* start *
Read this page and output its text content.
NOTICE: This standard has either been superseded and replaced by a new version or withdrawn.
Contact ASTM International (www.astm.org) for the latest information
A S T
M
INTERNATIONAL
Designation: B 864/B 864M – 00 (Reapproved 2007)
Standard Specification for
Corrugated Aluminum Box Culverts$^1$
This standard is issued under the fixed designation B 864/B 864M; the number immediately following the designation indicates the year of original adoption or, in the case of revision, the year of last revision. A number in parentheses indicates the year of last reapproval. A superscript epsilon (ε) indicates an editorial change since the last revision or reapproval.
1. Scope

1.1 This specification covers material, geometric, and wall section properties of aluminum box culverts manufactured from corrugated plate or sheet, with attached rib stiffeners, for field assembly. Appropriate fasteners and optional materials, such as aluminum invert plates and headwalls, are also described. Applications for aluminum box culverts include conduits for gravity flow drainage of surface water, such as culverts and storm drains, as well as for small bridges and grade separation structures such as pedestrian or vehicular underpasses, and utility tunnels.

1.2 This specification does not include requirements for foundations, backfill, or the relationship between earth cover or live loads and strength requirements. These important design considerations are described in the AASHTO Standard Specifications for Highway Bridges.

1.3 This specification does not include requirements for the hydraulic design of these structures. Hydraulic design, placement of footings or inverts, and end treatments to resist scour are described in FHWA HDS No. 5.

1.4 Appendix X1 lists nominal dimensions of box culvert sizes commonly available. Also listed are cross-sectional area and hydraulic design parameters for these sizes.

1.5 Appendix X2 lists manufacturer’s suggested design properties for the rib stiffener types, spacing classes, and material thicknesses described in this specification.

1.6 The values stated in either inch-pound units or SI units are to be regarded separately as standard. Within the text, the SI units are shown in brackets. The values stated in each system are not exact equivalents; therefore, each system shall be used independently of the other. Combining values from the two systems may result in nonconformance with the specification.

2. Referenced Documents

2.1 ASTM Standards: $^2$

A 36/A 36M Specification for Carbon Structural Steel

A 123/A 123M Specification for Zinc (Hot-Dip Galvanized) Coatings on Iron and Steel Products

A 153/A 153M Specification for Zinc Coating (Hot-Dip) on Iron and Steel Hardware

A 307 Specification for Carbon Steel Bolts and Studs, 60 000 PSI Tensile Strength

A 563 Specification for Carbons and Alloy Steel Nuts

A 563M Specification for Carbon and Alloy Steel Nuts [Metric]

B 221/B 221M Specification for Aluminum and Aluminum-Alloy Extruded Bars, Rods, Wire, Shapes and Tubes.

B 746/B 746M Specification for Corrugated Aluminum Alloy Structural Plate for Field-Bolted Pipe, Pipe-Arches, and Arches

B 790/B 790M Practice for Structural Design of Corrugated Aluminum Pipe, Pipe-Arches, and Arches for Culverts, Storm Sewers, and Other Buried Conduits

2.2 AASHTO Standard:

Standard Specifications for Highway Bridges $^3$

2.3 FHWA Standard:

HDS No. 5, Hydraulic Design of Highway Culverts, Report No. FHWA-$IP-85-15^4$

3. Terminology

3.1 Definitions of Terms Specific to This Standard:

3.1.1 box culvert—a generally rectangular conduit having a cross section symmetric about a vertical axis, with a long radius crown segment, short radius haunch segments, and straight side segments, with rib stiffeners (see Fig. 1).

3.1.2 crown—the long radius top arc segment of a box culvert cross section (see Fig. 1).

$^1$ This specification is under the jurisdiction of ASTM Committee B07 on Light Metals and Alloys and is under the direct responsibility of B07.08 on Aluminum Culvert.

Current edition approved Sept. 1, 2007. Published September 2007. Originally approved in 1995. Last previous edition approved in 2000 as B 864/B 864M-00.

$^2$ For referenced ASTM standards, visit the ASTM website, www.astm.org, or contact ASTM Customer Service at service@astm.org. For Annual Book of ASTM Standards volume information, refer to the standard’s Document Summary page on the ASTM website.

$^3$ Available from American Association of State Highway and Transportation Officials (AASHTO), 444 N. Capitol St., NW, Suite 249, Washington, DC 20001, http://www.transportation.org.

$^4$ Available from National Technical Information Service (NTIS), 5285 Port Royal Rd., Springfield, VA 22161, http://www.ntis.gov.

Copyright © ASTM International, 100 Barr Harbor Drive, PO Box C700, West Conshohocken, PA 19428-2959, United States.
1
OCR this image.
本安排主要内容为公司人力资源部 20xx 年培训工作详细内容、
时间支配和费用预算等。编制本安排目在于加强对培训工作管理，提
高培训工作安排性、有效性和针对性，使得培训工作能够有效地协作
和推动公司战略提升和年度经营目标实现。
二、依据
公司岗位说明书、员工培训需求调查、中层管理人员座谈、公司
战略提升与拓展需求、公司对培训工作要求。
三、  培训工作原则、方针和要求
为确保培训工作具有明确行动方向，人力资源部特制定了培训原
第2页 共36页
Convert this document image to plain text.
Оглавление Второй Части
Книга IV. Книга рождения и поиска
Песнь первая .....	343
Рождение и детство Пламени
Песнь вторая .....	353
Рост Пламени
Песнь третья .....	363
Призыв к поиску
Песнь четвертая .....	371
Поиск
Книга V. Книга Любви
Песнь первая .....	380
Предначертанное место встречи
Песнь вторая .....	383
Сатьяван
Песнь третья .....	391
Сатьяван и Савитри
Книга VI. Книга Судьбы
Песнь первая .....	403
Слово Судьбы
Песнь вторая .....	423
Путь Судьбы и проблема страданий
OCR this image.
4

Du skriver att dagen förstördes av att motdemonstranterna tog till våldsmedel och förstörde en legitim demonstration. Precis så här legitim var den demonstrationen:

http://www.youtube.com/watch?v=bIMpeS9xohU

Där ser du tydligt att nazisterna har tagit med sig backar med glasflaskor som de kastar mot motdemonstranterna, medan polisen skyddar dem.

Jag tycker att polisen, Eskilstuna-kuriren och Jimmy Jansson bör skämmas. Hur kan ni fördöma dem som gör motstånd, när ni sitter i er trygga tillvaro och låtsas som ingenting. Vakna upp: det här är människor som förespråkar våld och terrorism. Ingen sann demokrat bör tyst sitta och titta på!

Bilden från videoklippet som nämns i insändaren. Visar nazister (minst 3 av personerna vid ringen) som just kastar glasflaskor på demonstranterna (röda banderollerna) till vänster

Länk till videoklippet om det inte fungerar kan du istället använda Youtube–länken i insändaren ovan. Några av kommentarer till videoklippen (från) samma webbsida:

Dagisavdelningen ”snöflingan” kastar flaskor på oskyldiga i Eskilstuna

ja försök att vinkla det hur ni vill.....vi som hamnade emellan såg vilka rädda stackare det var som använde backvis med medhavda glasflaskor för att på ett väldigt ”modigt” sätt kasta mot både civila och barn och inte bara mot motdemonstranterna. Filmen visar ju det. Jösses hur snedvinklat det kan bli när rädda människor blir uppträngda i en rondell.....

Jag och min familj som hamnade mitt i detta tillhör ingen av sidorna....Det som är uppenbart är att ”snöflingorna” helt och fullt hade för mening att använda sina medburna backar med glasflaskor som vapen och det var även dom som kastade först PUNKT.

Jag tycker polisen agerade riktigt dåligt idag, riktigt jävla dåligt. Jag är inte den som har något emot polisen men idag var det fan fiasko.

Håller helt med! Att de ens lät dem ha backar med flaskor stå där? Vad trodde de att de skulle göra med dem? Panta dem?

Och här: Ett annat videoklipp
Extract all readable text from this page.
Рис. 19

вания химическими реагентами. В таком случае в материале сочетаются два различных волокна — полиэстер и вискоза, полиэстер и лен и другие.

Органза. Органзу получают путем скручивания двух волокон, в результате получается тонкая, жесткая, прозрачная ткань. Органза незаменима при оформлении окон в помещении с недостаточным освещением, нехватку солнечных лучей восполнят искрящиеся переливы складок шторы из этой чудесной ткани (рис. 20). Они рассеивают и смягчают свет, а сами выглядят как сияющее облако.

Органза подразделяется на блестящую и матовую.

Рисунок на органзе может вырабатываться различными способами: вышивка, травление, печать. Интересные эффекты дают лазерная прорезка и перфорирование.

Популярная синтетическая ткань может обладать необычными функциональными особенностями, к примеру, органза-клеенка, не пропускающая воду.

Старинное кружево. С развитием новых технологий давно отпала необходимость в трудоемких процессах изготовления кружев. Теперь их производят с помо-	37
* end *
Given request:
Where a line in the material above holds "tycker", copy that line.

Solution:
Jag tycker att polisen, Eskilstuna-kuriren och Jimmy Jansson bör skämmas. Hur kan ni fördöma dem som gör motstånd, när ni sitter i er trygga tillvaro och låtsas som ingenting. Vakna upp: det här är människor som förespråkar våld och terrorism. Ingen sann demokrat bör tyst sitta och titta på!
Jag tycker polisen agerade riktigt dåligt idag, riktigt jävla dåligt. Jag är inte den som har något emot polisen men idag var det fan fiasko.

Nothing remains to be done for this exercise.